TASK REQUIREMENTS: Look through the data below. Show each line where the string "heading" occurs.
"""
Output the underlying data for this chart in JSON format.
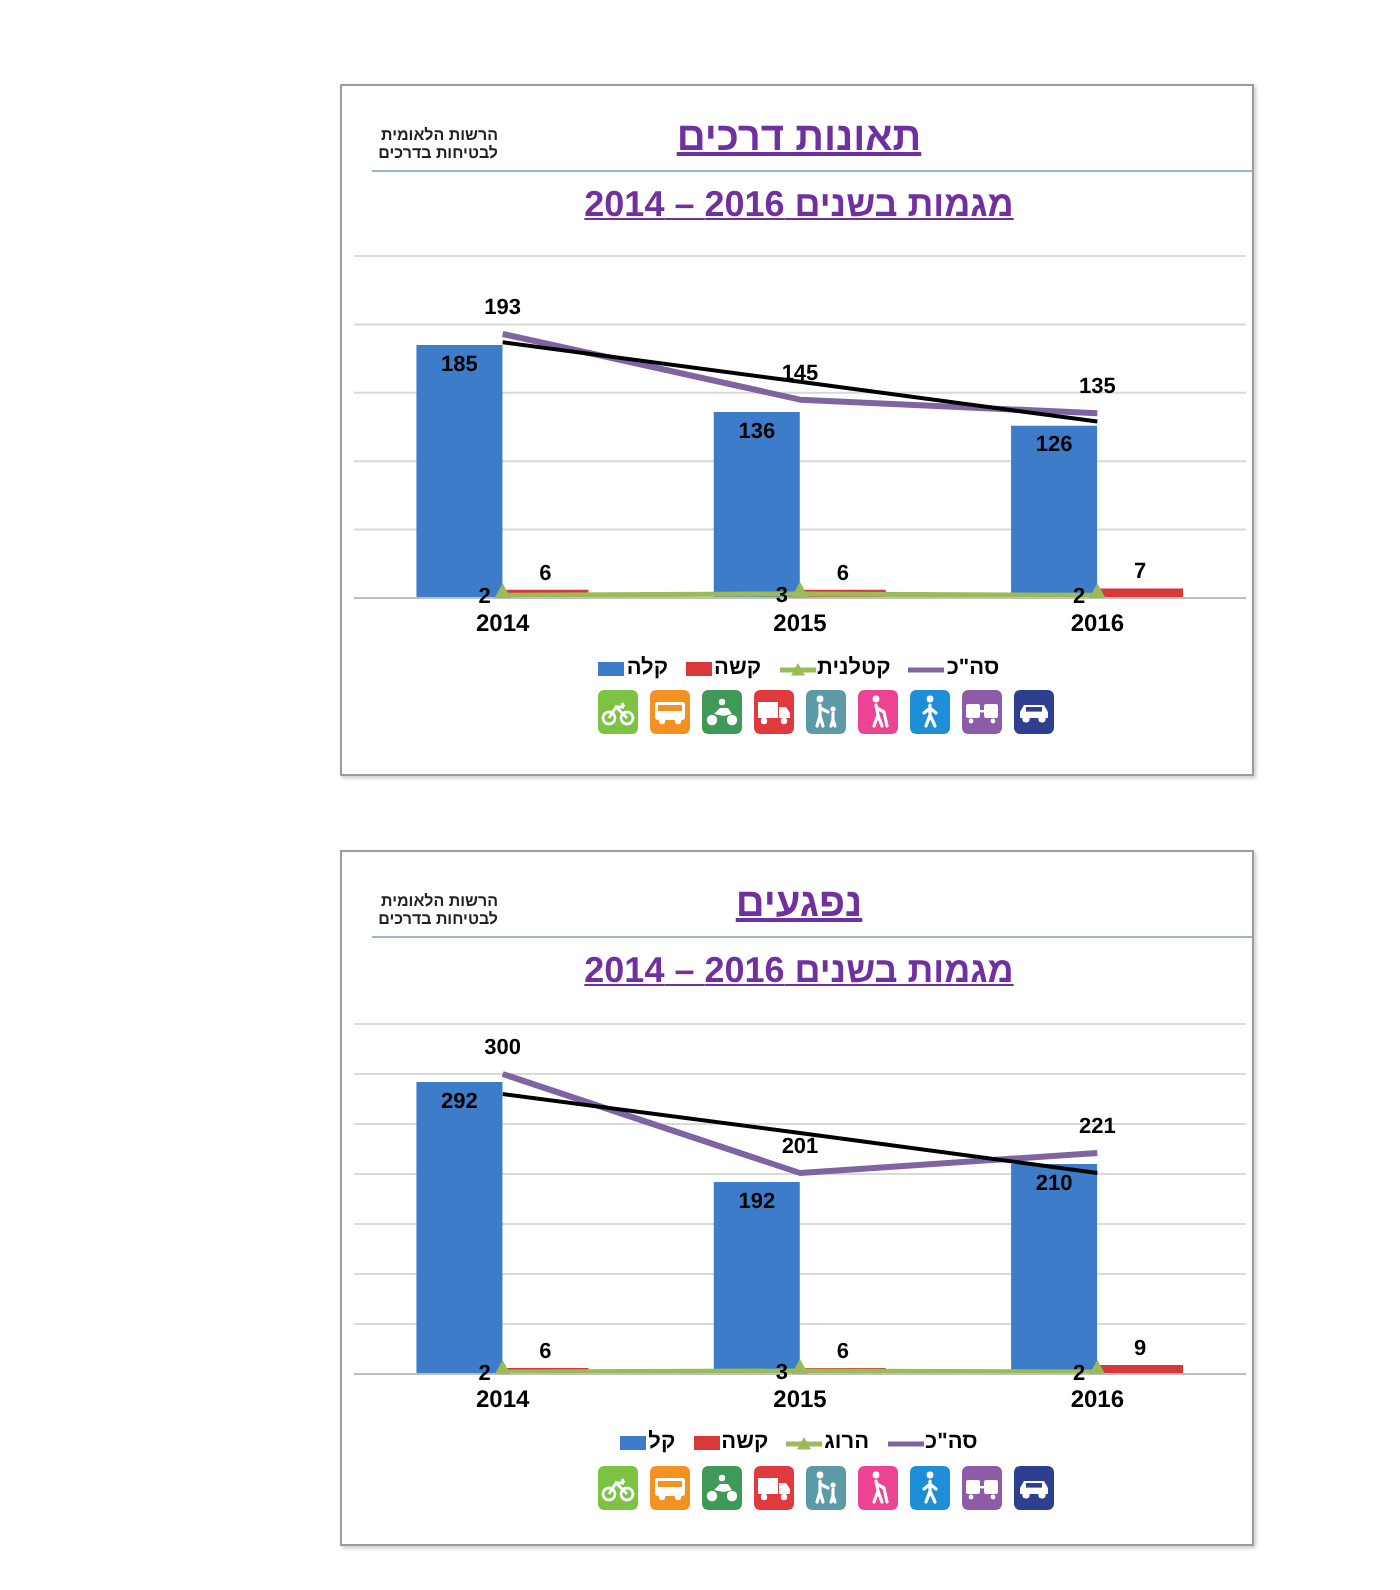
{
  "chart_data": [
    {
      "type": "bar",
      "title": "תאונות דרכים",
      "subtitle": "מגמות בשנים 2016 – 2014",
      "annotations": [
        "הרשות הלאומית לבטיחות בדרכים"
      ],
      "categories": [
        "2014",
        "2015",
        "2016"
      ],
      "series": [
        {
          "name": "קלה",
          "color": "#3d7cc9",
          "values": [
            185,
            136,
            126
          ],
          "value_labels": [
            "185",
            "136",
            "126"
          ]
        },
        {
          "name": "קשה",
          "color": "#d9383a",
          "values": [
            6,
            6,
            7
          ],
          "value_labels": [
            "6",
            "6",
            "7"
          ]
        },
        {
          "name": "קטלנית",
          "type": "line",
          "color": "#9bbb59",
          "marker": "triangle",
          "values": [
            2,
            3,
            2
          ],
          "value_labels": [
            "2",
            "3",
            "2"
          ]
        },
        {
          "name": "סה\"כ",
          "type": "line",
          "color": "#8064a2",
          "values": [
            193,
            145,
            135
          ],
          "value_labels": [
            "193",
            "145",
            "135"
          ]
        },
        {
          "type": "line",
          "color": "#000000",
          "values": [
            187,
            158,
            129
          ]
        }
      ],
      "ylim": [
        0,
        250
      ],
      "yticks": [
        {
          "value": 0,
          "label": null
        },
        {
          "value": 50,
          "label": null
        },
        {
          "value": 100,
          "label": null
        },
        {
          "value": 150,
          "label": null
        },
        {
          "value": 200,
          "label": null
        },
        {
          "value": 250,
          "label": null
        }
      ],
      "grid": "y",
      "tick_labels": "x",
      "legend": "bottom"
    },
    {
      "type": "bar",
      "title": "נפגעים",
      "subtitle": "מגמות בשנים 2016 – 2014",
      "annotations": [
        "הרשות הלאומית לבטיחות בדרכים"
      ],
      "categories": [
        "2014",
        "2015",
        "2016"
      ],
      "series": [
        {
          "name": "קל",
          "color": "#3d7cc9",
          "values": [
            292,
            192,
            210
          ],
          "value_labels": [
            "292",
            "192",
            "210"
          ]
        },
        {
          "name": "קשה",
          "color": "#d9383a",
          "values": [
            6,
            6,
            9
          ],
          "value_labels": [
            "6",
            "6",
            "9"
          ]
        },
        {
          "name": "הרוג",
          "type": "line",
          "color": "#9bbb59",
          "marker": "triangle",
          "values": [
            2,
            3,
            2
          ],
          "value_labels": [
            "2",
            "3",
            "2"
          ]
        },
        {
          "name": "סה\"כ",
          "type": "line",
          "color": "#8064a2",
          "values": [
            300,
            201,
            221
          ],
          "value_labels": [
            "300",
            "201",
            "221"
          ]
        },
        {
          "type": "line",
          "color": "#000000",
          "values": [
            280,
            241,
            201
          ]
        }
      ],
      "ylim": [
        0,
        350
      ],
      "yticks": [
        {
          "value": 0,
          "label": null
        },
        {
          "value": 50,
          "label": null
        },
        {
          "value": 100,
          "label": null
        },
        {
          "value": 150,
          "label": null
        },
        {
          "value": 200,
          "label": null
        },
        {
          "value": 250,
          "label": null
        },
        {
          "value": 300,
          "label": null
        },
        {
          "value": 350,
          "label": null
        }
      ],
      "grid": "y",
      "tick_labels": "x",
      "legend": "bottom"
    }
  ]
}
"""
"""
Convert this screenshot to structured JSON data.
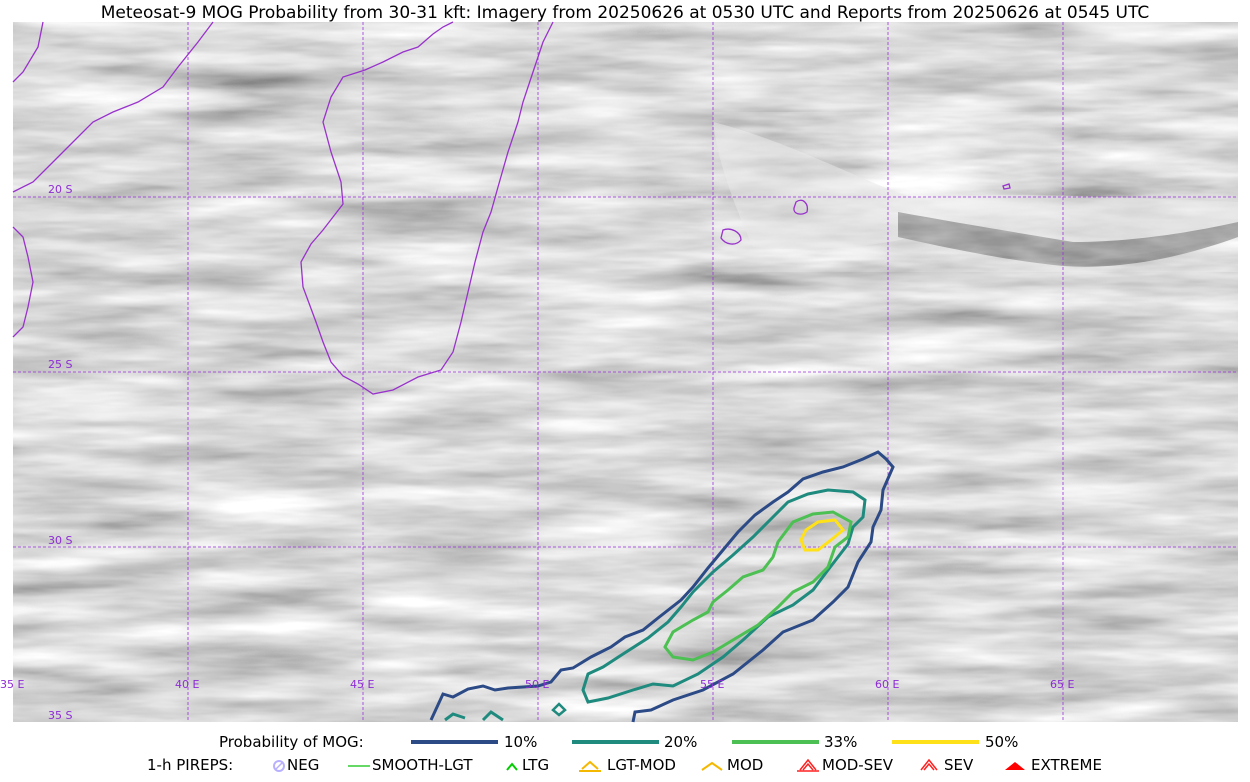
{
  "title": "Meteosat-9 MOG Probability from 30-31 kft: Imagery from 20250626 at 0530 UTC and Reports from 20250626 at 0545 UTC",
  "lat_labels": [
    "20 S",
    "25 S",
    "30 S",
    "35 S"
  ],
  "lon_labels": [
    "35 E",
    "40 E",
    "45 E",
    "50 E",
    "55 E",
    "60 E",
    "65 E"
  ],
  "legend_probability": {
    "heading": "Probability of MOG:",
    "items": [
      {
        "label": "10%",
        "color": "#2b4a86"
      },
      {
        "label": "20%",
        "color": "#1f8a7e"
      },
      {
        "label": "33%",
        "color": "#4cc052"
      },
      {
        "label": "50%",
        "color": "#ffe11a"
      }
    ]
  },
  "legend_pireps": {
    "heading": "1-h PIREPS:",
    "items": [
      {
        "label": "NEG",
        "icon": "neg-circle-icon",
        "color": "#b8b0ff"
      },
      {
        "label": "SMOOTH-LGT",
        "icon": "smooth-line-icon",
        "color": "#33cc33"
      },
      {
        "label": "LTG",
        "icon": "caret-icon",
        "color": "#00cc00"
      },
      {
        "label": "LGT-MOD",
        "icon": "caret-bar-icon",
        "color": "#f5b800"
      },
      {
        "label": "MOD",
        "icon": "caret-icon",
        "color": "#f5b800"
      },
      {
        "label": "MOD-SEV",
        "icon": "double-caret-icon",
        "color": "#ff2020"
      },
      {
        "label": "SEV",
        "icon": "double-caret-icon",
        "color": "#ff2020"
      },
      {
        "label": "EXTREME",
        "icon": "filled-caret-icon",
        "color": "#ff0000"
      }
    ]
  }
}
"""
WORKED ANSWER:
    "heading": "Probability of MOG:",
    "heading": "1-h PIREPS:",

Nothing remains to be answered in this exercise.